[Figure content listings]
□ □ □

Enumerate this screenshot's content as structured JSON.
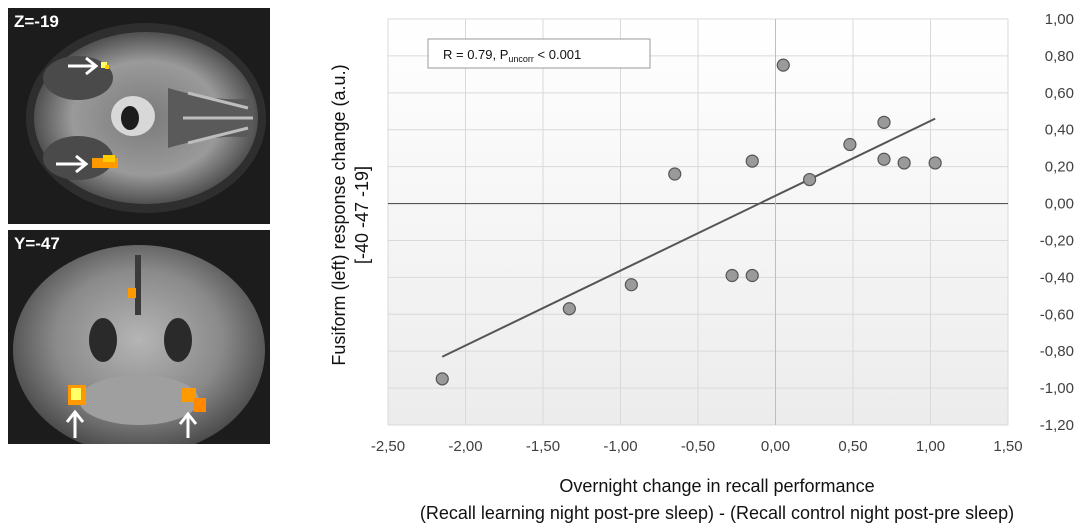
{
  "brain_panels": {
    "axial_label": "Z=-19",
    "coronal_label": "Y=-47"
  },
  "chart_data": {
    "type": "scatter",
    "x": [
      -2.15,
      -1.33,
      -0.93,
      -0.65,
      -0.28,
      -0.15,
      -0.15,
      0.05,
      0.22,
      0.48,
      0.7,
      0.7,
      0.83,
      1.03
    ],
    "y": [
      -0.95,
      -0.57,
      -0.44,
      0.16,
      -0.39,
      -0.39,
      0.23,
      0.75,
      0.13,
      0.32,
      0.44,
      0.24,
      0.22,
      0.22
    ],
    "trendline": {
      "x": [
        -2.15,
        1.03
      ],
      "y": [
        -0.83,
        0.46
      ]
    },
    "xlabel": "Overnight change in recall performance",
    "xlabel_sub": "(Recall learning night post-pre sleep) - (Recall control night post-pre sleep)",
    "ylabel_line1": "Fusiform (left) response change (a.u.)",
    "ylabel_line2": "[-40 -47 -19]",
    "xlim": [
      -2.5,
      1.5
    ],
    "ylim": [
      -1.2,
      1.0
    ],
    "x_ticks": [
      "-2,50",
      "-2,00",
      "-1,50",
      "-1,00",
      "-0,50",
      "0,00",
      "0,50",
      "1,00",
      "1,50"
    ],
    "y_ticks": [
      "1,00",
      "0,80",
      "0,60",
      "0,40",
      "0,20",
      "0,00",
      "-0,20",
      "-0,40",
      "-0,60",
      "-0,80",
      "-1,00",
      "-1,20"
    ],
    "annotation": {
      "prefix": "R = 0.79, P",
      "subscript": "uncorr",
      "suffix": " < 0.001"
    },
    "grid": true,
    "y_axis_position": "right",
    "colors": {
      "point_fill": "#9a9a9a",
      "point_stroke": "#555555",
      "trendline": "#555555",
      "grid": "#d9d9d9"
    }
  }
}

□ □ □

*REQUIRED WORK*. Copy out every line of the data that includes "change".

*FINAL RESULT*.
    "xlabel": "Overnight change in recall performance",
    "ylabel_line1": "Fusiform (left) response change (a.u.)",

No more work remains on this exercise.